◆ The task
Drop the images; return everything else in the listing below exactly.

(Stored items from a collection)
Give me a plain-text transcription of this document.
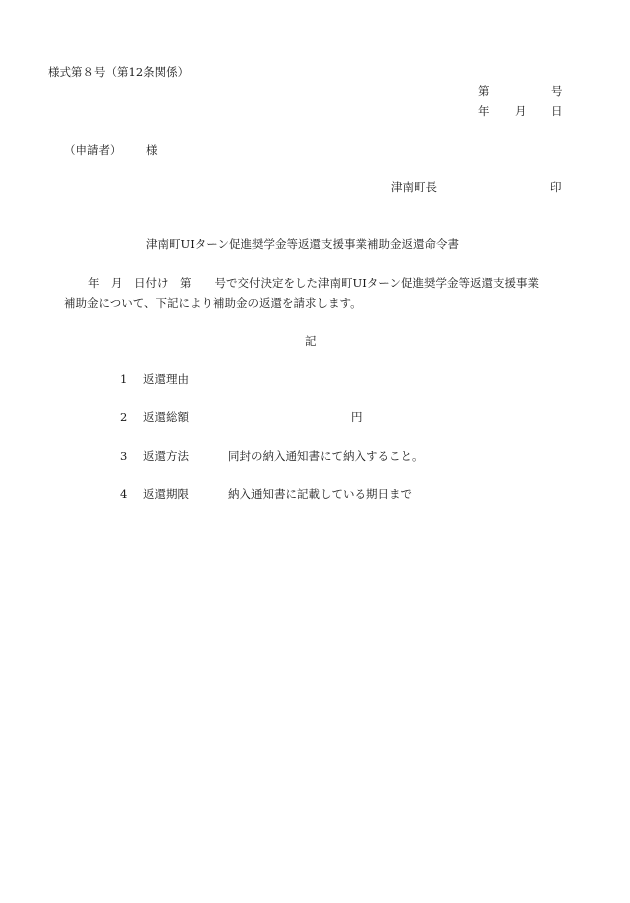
様式第８号（第12条関係）
第	号
年 月 日
（申請者） 様
津南町長	印
津南町UIターン促進奨学金等返還支援事業補助金返還命令書
年　月　日付け　第　　号で交付決定をした津南町UIターン促進奨学金等返還支援事業
補助金について、下記により補助金の返還を請求します。
記
1 返還理由
2 返還総額	円
3 返還方法	同封の納入通知書にて納入すること。
4 返還期限	納入通知書に記載している期日まで
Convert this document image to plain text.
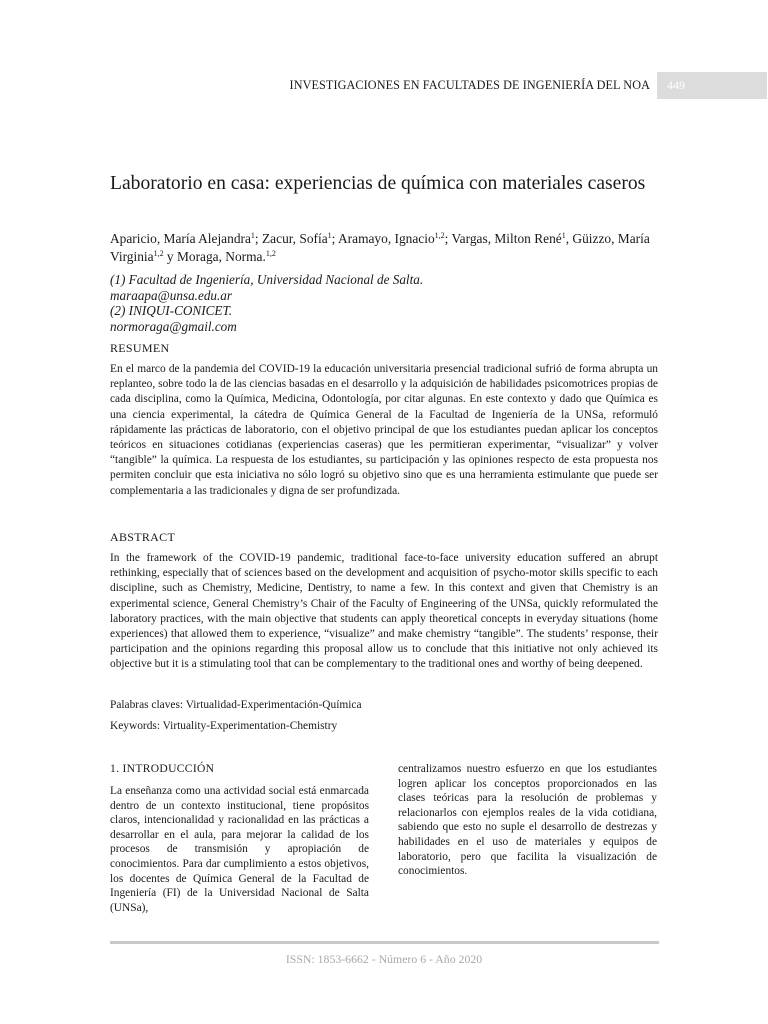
INVESTIGACIONES EN FACULTADES DE INGENIERÍA DEL NOA	449
Laboratorio en casa: experiencias de química con materiales caseros
Aparicio, María Alejandra$^1$; Zacur, Sofía$^1$; Aramayo, Ignacio$^{1,2}$; Vargas, Milton René$^1$, Güizzo, María Virginia$^{1,2}$ y Moraga, Norma.$^{1,2}$
(1) Facultad de Ingeniería, Universidad Nacional de Salta.
maraapa@unsa.edu.ar
(2) INIQUI-CONICET.
normoraga@gmail.com
RESUMEN

En el marco de la pandemia del COVID-19 la educación universitaria presencial tradicional sufrió de forma abrupta un replanteo, sobre todo la de las ciencias basadas en el desarrollo y la adquisición de habilidades psicomotrices propias de cada disciplina, como la Química, Medicina, Odontología, por citar algunas. En este contexto y dado que Química es una ciencia experimental, la cátedra de Química General de la Facultad de Ingeniería de la UNSa, reformuló rápidamente las prácticas de laboratorio, con el objetivo principal de que los estudiantes puedan aplicar los conceptos teóricos en situaciones cotidianas (experiencias caseras) que les permitieran experimentar, “visualizar” y volver “tangible” la química. La respuesta de los estudiantes, su participación y las opiniones respecto de esta propuesta nos permiten concluir que esta iniciativa no sólo logró su objetivo sino que es una herramienta estimulante que puede ser complementaria a las tradicionales y digna de ser profundizada.

ABSTRACT

In the framework of the COVID-19 pandemic, traditional face-to-face university education suffered an abrupt rethinking, especially that of sciences based on the development and acquisition of psycho-motor skills specific to each discipline, such as Chemistry, Medicine, Dentistry, to name a few. In this context and given that Chemistry is an experimental science, General Chemistry’s Chair of the Faculty of Engineering of the UNSa, quickly reformulated the laboratory practices, with the main objective that students can apply theoretical concepts in everyday situations (home experiences) that allowed them to experience, “visualize” and make chemistry “tangible”. The students’ response, their participation and the opinions regarding this proposal allow us to conclude that this initiative not only achieved its objective but it is a stimulating tool that can be complementary to the traditional ones and worthy of being deepened.

Palabras claves: Virtualidad-Experimentación-Química
Keywords: Virtuality-Experimentation-Chemistry
1. INTRODUCCIÓN

La enseñanza como una actividad social está enmarcada dentro de un contexto institucional, tiene propósitos claros, intencionalidad y racionalidad en las prácticas a desarrollar en el aula, para mejorar la calidad de los procesos de transmisión y apropiación de conocimientos. Para dar cumplimiento a estos objetivos, los docentes de Química General de la Facultad de Ingeniería (FI) de la Universidad Nacional de Salta (UNSa),

centralizamos nuestro esfuerzo en que los estudiantes logren aplicar los conceptos proporcionados en las clases teóricas para la resolución de problemas y relacionarlos con ejemplos reales de la vida cotidiana, sabiendo que esto no suple el desarrollo de destrezas y habilidades en el uso de materiales y equipos de laboratorio, pero que facilita la visualización de conocimientos.

ISSN: 1853-6662 - Número 6 - Año 2020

◆ Task solution
Give me a plain-text transcription of this document.
様式第８号（第12条関係）
第	号
年 月 日
（申請者） 様
津南町長	印
津南町UIターン促進奨学金等返還支援事業補助金返還命令書
年　月　日付け　第　　号で交付決定をした津南町UIターン促進奨学金等返還支援事業
補助金について、下記により補助金の返還を請求します。
記
1 返還理由
2 返還総額	円
3 返還方法	同封の納入通知書にて納入すること。
4 返還期限	納入通知書に記載している期日まで
Convert this document image to plain text.
INVESTIGACIONES EN FACULTADES DE INGENIERÍA DEL NOA	449
Laboratorio en casa: experiencias de química con materiales caseros
Aparicio, María Alejandra$^1$; Zacur, Sofía$^1$; Aramayo, Ignacio$^{1,2}$; Vargas, Milton René$^1$, Güizzo, María Virginia$^{1,2}$ y Moraga, Norma.$^{1,2}$
(1) Facultad de Ingeniería, Universidad Nacional de Salta.
maraapa@unsa.edu.ar
(2) INIQUI-CONICET.
normoraga@gmail.com
RESUMEN

En el marco de la pandemia del COVID-19 la educación universitaria presencial tradicional sufrió de forma abrupta un replanteo, sobre todo la de las ciencias basadas en el desarrollo y la adquisición de habilidades psicomotrices propias de cada disciplina, como la Química, Medicina, Odontología, por citar algunas. En este contexto y dado que Química es una ciencia experimental, la cátedra de Química General de la Facultad de Ingeniería de la UNSa, reformuló rápidamente las prácticas de laboratorio, con el objetivo principal de que los estudiantes puedan aplicar los conceptos teóricos en situaciones cotidianas (experiencias caseras) que les permitieran experimentar, “visualizar” y volver “tangible” la química. La respuesta de los estudiantes, su participación y las opiniones respecto de esta propuesta nos permiten concluir que esta iniciativa no sólo logró su objetivo sino que es una herramienta estimulante que puede ser complementaria a las tradicionales y digna de ser profundizada.

ABSTRACT

In the framework of the COVID-19 pandemic, traditional face-to-face university education suffered an abrupt rethinking, especially that of sciences based on the development and acquisition of psycho-motor skills specific to each discipline, such as Chemistry, Medicine, Dentistry, to name a few. In this context and given that Chemistry is an experimental science, General Chemistry’s Chair of the Faculty of Engineering of the UNSa, quickly reformulated the laboratory practices, with the main objective that students can apply theoretical concepts in everyday situations (home experiences) that allowed them to experience, “visualize” and make chemistry “tangible”. The students’ response, their participation and the opinions regarding this proposal allow us to conclude that this initiative not only achieved its objective but it is a stimulating tool that can be complementary to the traditional ones and worthy of being deepened.

Palabras claves: Virtualidad-Experimentación-Química
Keywords: Virtuality-Experimentation-Chemistry
1. INTRODUCCIÓN

La enseñanza como una actividad social está enmarcada dentro de un contexto institucional, tiene propósitos claros, intencionalidad y racionalidad en las prácticas a desarrollar en el aula, para mejorar la calidad de los procesos de transmisión y apropiación de conocimientos. Para dar cumplimiento a estos objetivos, los docentes de Química General de la Facultad de Ingeniería (FI) de la Universidad Nacional de Salta (UNSa),

centralizamos nuestro esfuerzo en que los estudiantes logren aplicar los conceptos proporcionados en las clases teóricas para la resolución de problemas y relacionarlos con ejemplos reales de la vida cotidiana, sabiendo que esto no suple el desarrollo de destrezas y habilidades en el uso de materiales y equipos de laboratorio, pero que facilita la visualización de conocimientos.

ISSN: 1853-6662 - Número 6 - Año 2020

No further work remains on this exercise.